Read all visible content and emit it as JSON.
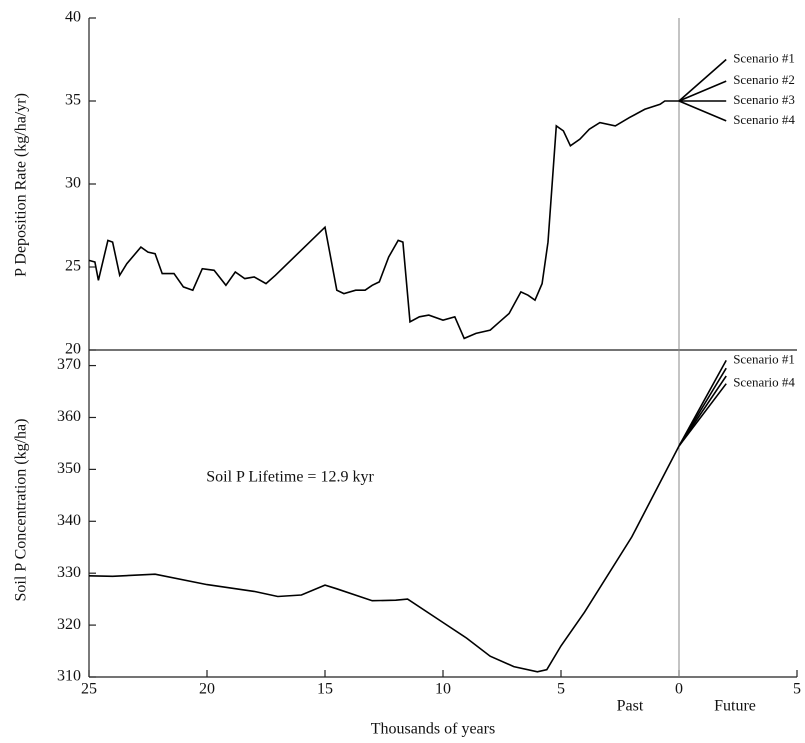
{
  "chart_data": [
    {
      "type": "line",
      "y_label": "P Deposition Rate (kg/ha/yr)",
      "xlim": [
        25,
        -5
      ],
      "ylim": [
        20,
        40
      ],
      "yticks": [
        20,
        25,
        30,
        35,
        40
      ],
      "vline": 0,
      "series": [
        {
          "color": "#000000",
          "x": [
            25,
            24.75,
            24.6,
            24.2,
            24.0,
            23.7,
            23.4,
            22.8,
            22.5,
            22.2,
            21.9,
            21.4,
            21.0,
            20.6,
            20.2,
            19.7,
            19.2,
            18.8,
            18.4,
            18.0,
            17.5,
            17.1,
            15.0,
            14.5,
            14.2,
            13.7,
            13.3,
            13.0,
            12.7,
            12.3,
            11.9,
            11.7,
            11.4,
            11.0,
            10.6,
            10.0,
            9.5,
            9.1,
            8.6,
            8.0,
            7.6,
            7.2,
            6.7,
            6.4,
            6.1,
            5.8,
            5.55,
            5.2,
            4.9,
            4.6,
            4.2,
            3.8,
            3.35,
            2.7,
            2.1,
            1.45,
            0.8,
            0.6,
            0
          ],
          "values": [
            25.4,
            25.3,
            24.2,
            26.6,
            26.5,
            24.5,
            25.2,
            26.2,
            25.9,
            25.8,
            24.6,
            24.6,
            23.8,
            23.6,
            24.9,
            24.8,
            23.9,
            24.7,
            24.3,
            24.4,
            24.0,
            24.5,
            27.4,
            23.6,
            23.4,
            23.6,
            23.6,
            23.9,
            24.1,
            25.6,
            26.6,
            26.5,
            21.7,
            22.0,
            22.1,
            21.8,
            22.0,
            20.7,
            21.0,
            21.2,
            21.7,
            22.2,
            23.5,
            23.3,
            23.0,
            24.0,
            26.5,
            33.5,
            33.2,
            32.3,
            32.7,
            33.3,
            33.7,
            33.5,
            34.0,
            34.5,
            34.8,
            35.0,
            35.0
          ]
        },
        {
          "name": "Scenario #1",
          "color": "#000000",
          "x": [
            0,
            -2
          ],
          "values": [
            35.0,
            37.5
          ]
        },
        {
          "name": "Scenario #2",
          "color": "#000000",
          "x": [
            0,
            -2
          ],
          "values": [
            35.0,
            36.2
          ]
        },
        {
          "name": "Scenario #3",
          "color": "#000000",
          "x": [
            0,
            -2
          ],
          "values": [
            35.0,
            35.0
          ]
        },
        {
          "name": "Scenario #4",
          "color": "#000000",
          "x": [
            0,
            -2
          ],
          "values": [
            35.0,
            33.8
          ]
        }
      ]
    },
    {
      "type": "line",
      "y_label": "Soil P Concentration (kg/ha)",
      "x_label": "Thousands of years",
      "xlim": [
        25,
        -5
      ],
      "xticks": [
        25,
        20,
        15,
        10,
        5,
        0,
        {
          "value": -5,
          "label": "5"
        }
      ],
      "ylim": [
        310,
        373
      ],
      "yticks": [
        310,
        320,
        330,
        340,
        350,
        360,
        370
      ],
      "vline": 0,
      "annotations": [
        "Soil P Lifetime = 12.9 kyr",
        "Past",
        "Future"
      ],
      "series": [
        {
          "color": "#000000",
          "x": [
            25,
            24,
            22.2,
            20,
            18,
            17,
            16,
            15,
            14.5,
            13,
            12,
            11.5,
            10,
            9,
            8,
            7,
            6,
            5.6,
            5,
            4,
            2,
            0
          ],
          "values": [
            329.5,
            329.4,
            329.8,
            327.8,
            326.5,
            325.5,
            325.8,
            327.7,
            327.0,
            324.7,
            324.8,
            325.0,
            320.5,
            317.5,
            314,
            312,
            311,
            311.4,
            316,
            322.5,
            337,
            354.5
          ]
        },
        {
          "name": "Scenario #1",
          "color": "#000000",
          "x": [
            0,
            -2
          ],
          "values": [
            354.5,
            371
          ]
        },
        {
          "color": "#000000",
          "x": [
            0,
            -2
          ],
          "values": [
            354.5,
            369.5
          ]
        },
        {
          "color": "#000000",
          "x": [
            0,
            -2
          ],
          "values": [
            354.5,
            368
          ]
        },
        {
          "name": "Scenario #4",
          "color": "#000000",
          "x": [
            0,
            -2
          ],
          "values": [
            354.5,
            366.5
          ]
        }
      ]
    }
  ]
}
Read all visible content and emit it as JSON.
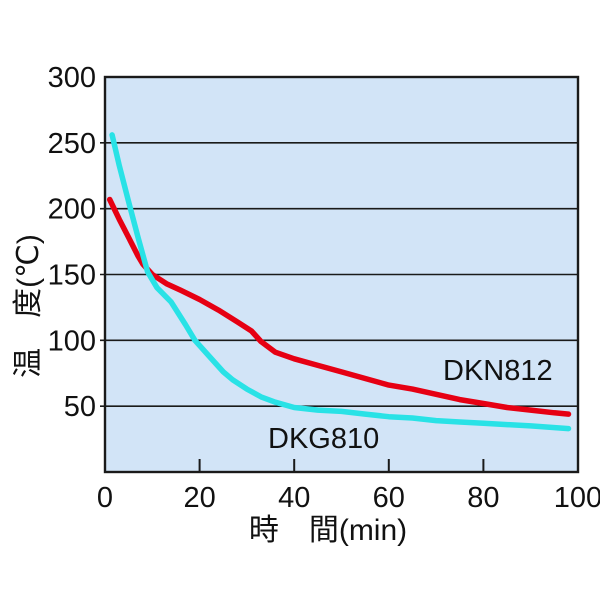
{
  "chart_data": {
    "type": "line",
    "title": "",
    "xlabel": "時　間(min)",
    "ylabel": "温　度(℃)",
    "xlim": [
      0,
      100
    ],
    "ylim": [
      0,
      300
    ],
    "xticks": [
      0,
      20,
      40,
      60,
      80,
      100
    ],
    "yticks": [
      50,
      100,
      150,
      200,
      250,
      300
    ],
    "grid": "horizontal-only",
    "legend_position": "inline-labels-on-plot",
    "plot_bg_color": "#d2e4f7",
    "axis_color": "#1a1a1a",
    "series": [
      {
        "name": "DKN812",
        "color": "#e60013",
        "x": [
          1,
          3,
          5,
          7,
          8,
          10,
          13,
          16,
          20,
          24,
          28,
          31,
          33,
          36,
          40,
          45,
          50,
          55,
          60,
          65,
          70,
          75,
          80,
          85,
          90,
          95,
          98
        ],
        "y": [
          207,
          192,
          178,
          164,
          158,
          150,
          143,
          138,
          131,
          123,
          114,
          107,
          99,
          91,
          86,
          81,
          76,
          71,
          66,
          63,
          59,
          55,
          52,
          49,
          47,
          45,
          44
        ]
      },
      {
        "name": "DKG810",
        "color": "#29e2e6",
        "x": [
          1.5,
          3,
          5,
          7,
          9,
          11,
          14,
          17,
          19,
          22,
          25,
          27,
          30,
          33,
          36,
          40,
          45,
          50,
          55,
          60,
          65,
          70,
          75,
          80,
          85,
          90,
          98
        ],
        "y": [
          256,
          233,
          205,
          178,
          152,
          140,
          129,
          112,
          100,
          88,
          76,
          70,
          63,
          57,
          53,
          49,
          47,
          46,
          44,
          42,
          41,
          39,
          38,
          37,
          36,
          35,
          33
        ]
      }
    ]
  }
}
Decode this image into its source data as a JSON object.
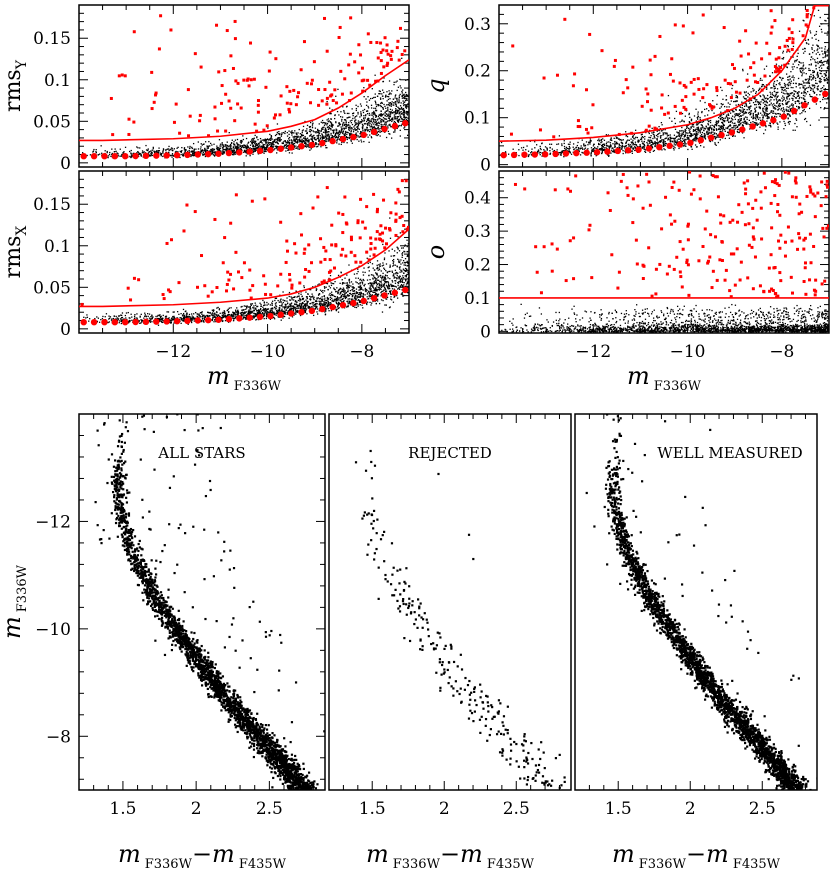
************
• **Goal of the exercise**
Restate each entry word for word, leaving out any pictures.

• **Response to this task**
Read all visible content and emit it as JSON.
{
  "chart_data": [
    {
      "type": "line",
      "y_label": "P Deposition Rate (kg/ha/yr)",
      "xlim": [
        25,
        -5
      ],
      "ylim": [
        20,
        40
      ],
      "yticks": [
        20,
        25,
        30,
        35,
        40
      ],
      "vline": 0,
      "series": [
        {
          "color": "#000000",
          "x": [
            25,
            24.75,
            24.6,
            24.2,
            24.0,
            23.7,
            23.4,
            22.8,
            22.5,
            22.2,
            21.9,
            21.4,
            21.0,
            20.6,
            20.2,
            19.7,
            19.2,
            18.8,
            18.4,
            18.0,
            17.5,
            17.1,
            15.0,
            14.5,
            14.2,
            13.7,
            13.3,
            13.0,
            12.7,
            12.3,
            11.9,
            11.7,
            11.4,
            11.0,
            10.6,
            10.0,
            9.5,
            9.1,
            8.6,
            8.0,
            7.6,
            7.2,
            6.7,
            6.4,
            6.1,
            5.8,
            5.55,
            5.2,
            4.9,
            4.6,
            4.2,
            3.8,
            3.35,
            2.7,
            2.1,
            1.45,
            0.8,
            0.6,
            0
          ],
          "values": [
            25.4,
            25.3,
            24.2,
            26.6,
            26.5,
            24.5,
            25.2,
            26.2,
            25.9,
            25.8,
            24.6,
            24.6,
            23.8,
            23.6,
            24.9,
            24.8,
            23.9,
            24.7,
            24.3,
            24.4,
            24.0,
            24.5,
            27.4,
            23.6,
            23.4,
            23.6,
            23.6,
            23.9,
            24.1,
            25.6,
            26.6,
            26.5,
            21.7,
            22.0,
            22.1,
            21.8,
            22.0,
            20.7,
            21.0,
            21.2,
            21.7,
            22.2,
            23.5,
            23.3,
            23.0,
            24.0,
            26.5,
            33.5,
            33.2,
            32.3,
            32.7,
            33.3,
            33.7,
            33.5,
            34.0,
            34.5,
            34.8,
            35.0,
            35.0
          ]
        },
        {
          "name": "Scenario #1",
          "color": "#000000",
          "x": [
            0,
            -2
          ],
          "values": [
            35.0,
            37.5
          ]
        },
        {
          "name": "Scenario #2",
          "color": "#000000",
          "x": [
            0,
            -2
          ],
          "values": [
            35.0,
            36.2
          ]
        },
        {
          "name": "Scenario #3",
          "color": "#000000",
          "x": [
            0,
            -2
          ],
          "values": [
            35.0,
            35.0
          ]
        },
        {
          "name": "Scenario #4",
          "color": "#000000",
          "x": [
            0,
            -2
          ],
          "values": [
            35.0,
            33.8
          ]
        }
      ]
    },
    {
      "type": "line",
      "y_label": "Soil P Concentration (kg/ha)",
      "x_label": "Thousands of years",
      "xlim": [
        25,
        -5
      ],
      "xticks": [
        25,
        20,
        15,
        10,
        5,
        0,
        {
          "value": -5,
          "label": "5"
        }
      ],
      "ylim": [
        310,
        373
      ],
      "yticks": [
        310,
        320,
        330,
        340,
        350,
        360,
        370
      ],
      "vline": 0,
      "annotations": [
        "Soil P Lifetime = 12.9 kyr",
        "Past",
        "Future"
      ],
      "series": [
        {
          "color": "#000000",
          "x": [
            25,
            24,
            22.2,
            20,
            18,
            17,
            16,
            15,
            14.5,
            13,
            12,
            11.5,
            10,
            9,
            8,
            7,
            6,
            5.6,
            5,
            4,
            2,
            0
          ],
          "values": [
            329.5,
            329.4,
            329.8,
            327.8,
            326.5,
            325.5,
            325.8,
            327.7,
            327.0,
            324.7,
            324.8,
            325.0,
            320.5,
            317.5,
            314,
            312,
            311,
            311.4,
            316,
            322.5,
            337,
            354.5
          ]
        },
        {
          "name": "Scenario #1",
          "color": "#000000",
          "x": [
            0,
            -2
          ],
          "values": [
            354.5,
            371
          ]
        },
        {
          "color": "#000000",
          "x": [
            0,
            -2
          ],
          "values": [
            354.5,
            369.5
          ]
        },
        {
          "color": "#000000",
          "x": [
            0,
            -2
          ],
          "values": [
            354.5,
            368
          ]
        },
        {
          "name": "Scenario #4",
          "color": "#000000",
          "x": [
            0,
            -2
          ],
          "values": [
            354.5,
            366.5
          ]
        }
      ]
    }
  ]
}
Read all visible content and emit it as JSON.
{
  "chart_data": {
    "type": "line",
    "title": "",
    "xlabel": "時　間(min)",
    "ylabel": "温　度(℃)",
    "xlim": [
      0,
      100
    ],
    "ylim": [
      0,
      300
    ],
    "xticks": [
      0,
      20,
      40,
      60,
      80,
      100
    ],
    "yticks": [
      50,
      100,
      150,
      200,
      250,
      300
    ],
    "grid": "horizontal-only",
    "legend_position": "inline-labels-on-plot",
    "plot_bg_color": "#d2e4f7",
    "axis_color": "#1a1a1a",
    "series": [
      {
        "name": "DKN812",
        "color": "#e60013",
        "x": [
          1,
          3,
          5,
          7,
          8,
          10,
          13,
          16,
          20,
          24,
          28,
          31,
          33,
          36,
          40,
          45,
          50,
          55,
          60,
          65,
          70,
          75,
          80,
          85,
          90,
          95,
          98
        ],
        "y": [
          207,
          192,
          178,
          164,
          158,
          150,
          143,
          138,
          131,
          123,
          114,
          107,
          99,
          91,
          86,
          81,
          76,
          71,
          66,
          63,
          59,
          55,
          52,
          49,
          47,
          45,
          44
        ]
      },
      {
        "name": "DKG810",
        "color": "#29e2e6",
        "x": [
          1.5,
          3,
          5,
          7,
          9,
          11,
          14,
          17,
          19,
          22,
          25,
          27,
          30,
          33,
          36,
          40,
          45,
          50,
          55,
          60,
          65,
          70,
          75,
          80,
          85,
          90,
          98
        ],
        "y": [
          256,
          233,
          205,
          178,
          152,
          140,
          129,
          112,
          100,
          88,
          76,
          70,
          63,
          57,
          53,
          49,
          47,
          46,
          44,
          42,
          41,
          39,
          38,
          37,
          36,
          35,
          33
        ]
      }
    ]
  }
}
Decode this image into its source data as a JSON object.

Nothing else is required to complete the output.